- Prompt
Copy out the records in full, word for word, without pictures.

───── Provided data

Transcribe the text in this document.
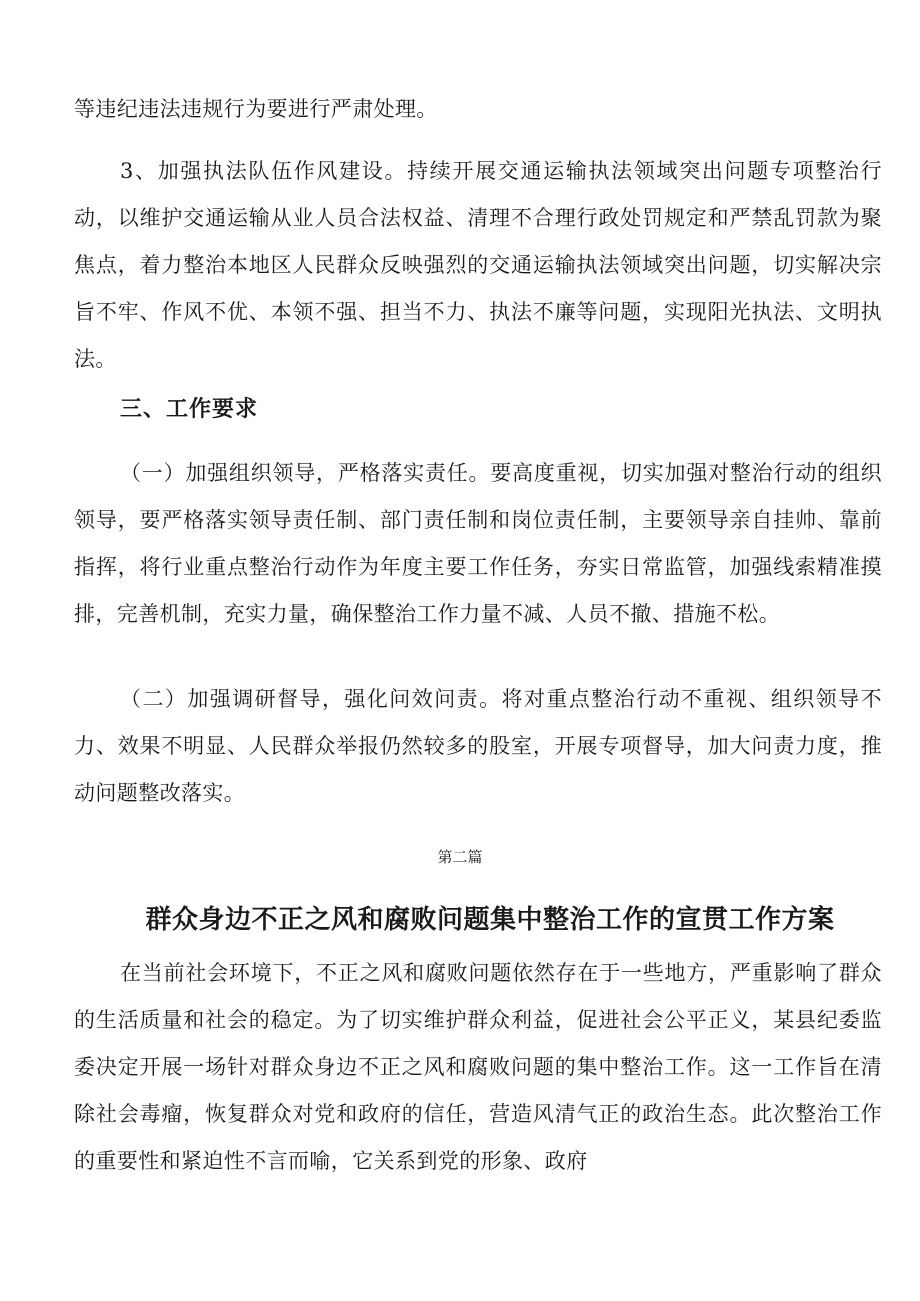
等违纪违法违规行为要进行严肃处理。

3、加强执法队伍作风建设。持续开展交通运输执法领域突出问题专项整治行动，以维护交通运输从业人员合法权益、清理不合理行政处罚规定和严禁乱罚款为聚焦点，着力整治本地区人民群众反映强烈的交通运输执法领域突出问题，切实解决宗旨不牢、作风不优、本领不强、担当不力、执法不廉等问题，实现阳光执法、文明执法。

三、工作要求

（一）加强组织领导，严格落实责任。要高度重视，切实加强对整治行动的组织领导，要严格落实领导责任制、部门责任制和岗位责任制，主要领导亲自挂帅、靠前指挥，将行业重点整治行动作为年度主要工作任务，夯实日常监管，加强线索精准摸排，完善机制，充实力量，确保整治工作力量不减、人员不撤、措施不松。

（二）加强调研督导，强化问效问责。将对重点整治行动不重视、组织领导不力、效果不明显、人民群众举报仍然较多的股室，开展专项督导，加大问责力度，推动问题整改落实。

第二篇

群众身边不正之风和腐败问题集中整治工作的宣贯工作方案

在当前社会环境下，不正之风和腐败问题依然存在于一些地方，严重影响了群众的生活质量和社会的稳定。为了切实维护群众利益，促进社会公平正义，某县纪委监委决定开展一场针对群众身边不正之风和腐败问题的集中整治工作。这一工作旨在清除社会毒瘤，恢复群众对党和政府的信任，营造风清气正的政治生态。此次整治工作的重要性和紧迫性不言而喻，它关系到党的形象、政府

──────────

- In response
Transcribe the text in this document.
等违纪违法违规行为要进行严肃处理。

3、加强执法队伍作风建设。持续开展交通运输执法领域突出问题专项整治行动，以维护交通运输从业人员合法权益、清理不合理行政处罚规定和严禁乱罚款为聚焦点，着力整治本地区人民群众反映强烈的交通运输执法领域突出问题，切实解决宗旨不牢、作风不优、本领不强、担当不力、执法不廉等问题，实现阳光执法、文明执法。

三、工作要求

（一）加强组织领导，严格落实责任。要高度重视，切实加强对整治行动的组织领导，要严格落实领导责任制、部门责任制和岗位责任制，主要领导亲自挂帅、靠前指挥，将行业重点整治行动作为年度主要工作任务，夯实日常监管，加强线索精准摸排，完善机制，充实力量，确保整治工作力量不减、人员不撤、措施不松。

（二）加强调研督导，强化问效问责。将对重点整治行动不重视、组织领导不力、效果不明显、人民群众举报仍然较多的股室，开展专项督导，加大问责力度，推动问题整改落实。

第二篇

群众身边不正之风和腐败问题集中整治工作的宣贯工作方案

在当前社会环境下，不正之风和腐败问题依然存在于一些地方，严重影响了群众的生活质量和社会的稳定。为了切实维护群众利益，促进社会公平正义，某县纪委监委决定开展一场针对群众身边不正之风和腐败问题的集中整治工作。这一工作旨在清除社会毒瘤，恢复群众对党和政府的信任，营造风清气正的政治生态。此次整治工作的重要性和紧迫性不言而喻，它关系到党的形象、政府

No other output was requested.